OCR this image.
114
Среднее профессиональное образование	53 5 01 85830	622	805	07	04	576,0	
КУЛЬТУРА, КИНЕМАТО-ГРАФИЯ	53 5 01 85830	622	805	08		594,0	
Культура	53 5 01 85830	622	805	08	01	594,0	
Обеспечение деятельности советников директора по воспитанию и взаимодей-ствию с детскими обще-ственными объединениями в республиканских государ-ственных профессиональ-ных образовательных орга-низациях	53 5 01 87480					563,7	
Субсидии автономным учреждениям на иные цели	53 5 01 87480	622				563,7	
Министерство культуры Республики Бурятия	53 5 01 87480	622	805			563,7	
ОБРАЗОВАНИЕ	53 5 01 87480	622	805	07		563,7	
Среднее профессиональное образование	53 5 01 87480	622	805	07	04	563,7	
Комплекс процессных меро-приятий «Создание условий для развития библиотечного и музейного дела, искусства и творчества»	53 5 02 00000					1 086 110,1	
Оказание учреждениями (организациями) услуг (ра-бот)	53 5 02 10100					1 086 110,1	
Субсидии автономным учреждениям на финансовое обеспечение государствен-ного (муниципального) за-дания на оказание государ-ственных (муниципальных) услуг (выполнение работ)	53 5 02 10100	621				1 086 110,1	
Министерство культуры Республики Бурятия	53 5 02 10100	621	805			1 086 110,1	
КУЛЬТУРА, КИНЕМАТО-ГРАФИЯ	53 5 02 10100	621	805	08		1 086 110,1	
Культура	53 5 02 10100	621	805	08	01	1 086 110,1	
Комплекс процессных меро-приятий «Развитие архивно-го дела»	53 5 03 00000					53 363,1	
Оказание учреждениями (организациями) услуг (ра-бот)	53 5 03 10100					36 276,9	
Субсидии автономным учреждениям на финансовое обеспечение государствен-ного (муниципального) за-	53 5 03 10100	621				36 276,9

-- -- --

## WHAT YOU NEED TO DO
Look through the listing above and count the lines where the string "организациями" appears. Report the number only.

## ANSWER TO THE TASK
2